**Objective**
Pick out the lines below that contain the string "crashes" and copy them all.

Dataset excerpt
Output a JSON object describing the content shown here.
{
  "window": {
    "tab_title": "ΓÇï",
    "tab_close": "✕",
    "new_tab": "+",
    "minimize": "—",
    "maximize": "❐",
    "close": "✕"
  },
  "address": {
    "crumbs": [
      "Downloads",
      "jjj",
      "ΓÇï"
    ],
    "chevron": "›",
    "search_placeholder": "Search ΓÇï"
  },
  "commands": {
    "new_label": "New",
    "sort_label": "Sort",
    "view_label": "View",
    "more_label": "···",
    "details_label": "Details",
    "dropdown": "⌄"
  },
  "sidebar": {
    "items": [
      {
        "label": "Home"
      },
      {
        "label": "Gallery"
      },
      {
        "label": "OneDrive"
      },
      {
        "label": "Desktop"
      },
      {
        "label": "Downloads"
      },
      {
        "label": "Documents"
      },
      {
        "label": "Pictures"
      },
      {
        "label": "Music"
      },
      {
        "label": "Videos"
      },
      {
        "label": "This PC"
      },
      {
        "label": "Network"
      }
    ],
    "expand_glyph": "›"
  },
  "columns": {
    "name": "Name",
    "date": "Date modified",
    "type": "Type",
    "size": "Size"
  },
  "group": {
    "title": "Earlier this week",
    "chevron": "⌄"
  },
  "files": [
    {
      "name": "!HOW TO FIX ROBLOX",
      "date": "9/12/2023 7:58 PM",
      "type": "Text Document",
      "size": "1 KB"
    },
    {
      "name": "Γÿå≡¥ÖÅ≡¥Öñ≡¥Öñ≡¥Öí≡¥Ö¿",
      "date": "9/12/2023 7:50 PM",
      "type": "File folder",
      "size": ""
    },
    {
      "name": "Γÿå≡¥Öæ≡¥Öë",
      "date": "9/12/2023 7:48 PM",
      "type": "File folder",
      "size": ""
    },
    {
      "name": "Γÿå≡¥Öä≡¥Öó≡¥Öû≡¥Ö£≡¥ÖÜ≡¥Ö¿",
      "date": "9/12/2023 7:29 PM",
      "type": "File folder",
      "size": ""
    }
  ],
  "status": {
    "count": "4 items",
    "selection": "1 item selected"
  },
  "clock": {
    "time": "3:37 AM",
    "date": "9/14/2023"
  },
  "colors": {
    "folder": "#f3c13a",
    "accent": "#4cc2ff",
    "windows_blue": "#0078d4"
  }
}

* * *

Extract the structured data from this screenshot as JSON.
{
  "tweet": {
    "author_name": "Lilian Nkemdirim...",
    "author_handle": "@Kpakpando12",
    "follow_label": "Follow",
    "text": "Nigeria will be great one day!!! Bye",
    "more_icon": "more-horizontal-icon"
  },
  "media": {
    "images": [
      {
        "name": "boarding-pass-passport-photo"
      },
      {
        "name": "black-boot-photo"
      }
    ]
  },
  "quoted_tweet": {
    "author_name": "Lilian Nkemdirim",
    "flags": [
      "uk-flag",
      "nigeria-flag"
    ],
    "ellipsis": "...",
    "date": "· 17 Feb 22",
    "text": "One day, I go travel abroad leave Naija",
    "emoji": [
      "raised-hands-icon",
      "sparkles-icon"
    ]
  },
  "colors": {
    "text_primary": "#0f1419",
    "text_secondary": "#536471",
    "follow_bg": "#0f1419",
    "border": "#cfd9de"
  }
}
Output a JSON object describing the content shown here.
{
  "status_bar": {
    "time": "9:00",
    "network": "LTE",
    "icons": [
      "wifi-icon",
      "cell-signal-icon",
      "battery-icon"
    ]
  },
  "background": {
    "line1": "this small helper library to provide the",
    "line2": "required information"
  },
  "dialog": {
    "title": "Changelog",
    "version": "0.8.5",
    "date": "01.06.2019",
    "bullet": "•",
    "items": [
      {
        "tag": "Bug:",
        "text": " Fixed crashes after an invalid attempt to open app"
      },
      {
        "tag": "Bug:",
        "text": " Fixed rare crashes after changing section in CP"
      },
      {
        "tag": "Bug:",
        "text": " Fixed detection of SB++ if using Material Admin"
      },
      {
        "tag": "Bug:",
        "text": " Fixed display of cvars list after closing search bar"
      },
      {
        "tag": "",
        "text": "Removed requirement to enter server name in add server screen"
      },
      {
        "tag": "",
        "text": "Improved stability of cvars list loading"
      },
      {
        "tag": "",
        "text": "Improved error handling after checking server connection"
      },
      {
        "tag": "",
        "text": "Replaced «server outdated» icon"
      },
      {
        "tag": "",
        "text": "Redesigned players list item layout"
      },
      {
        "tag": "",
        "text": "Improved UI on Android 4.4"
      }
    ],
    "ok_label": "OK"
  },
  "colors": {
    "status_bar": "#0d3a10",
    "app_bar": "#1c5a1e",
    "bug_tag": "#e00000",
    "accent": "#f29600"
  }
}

**Exercise solution**
        "text": " Fixed crashes after an invalid attempt to open app"
        "text": " Fixed rare crashes after changing section in CP"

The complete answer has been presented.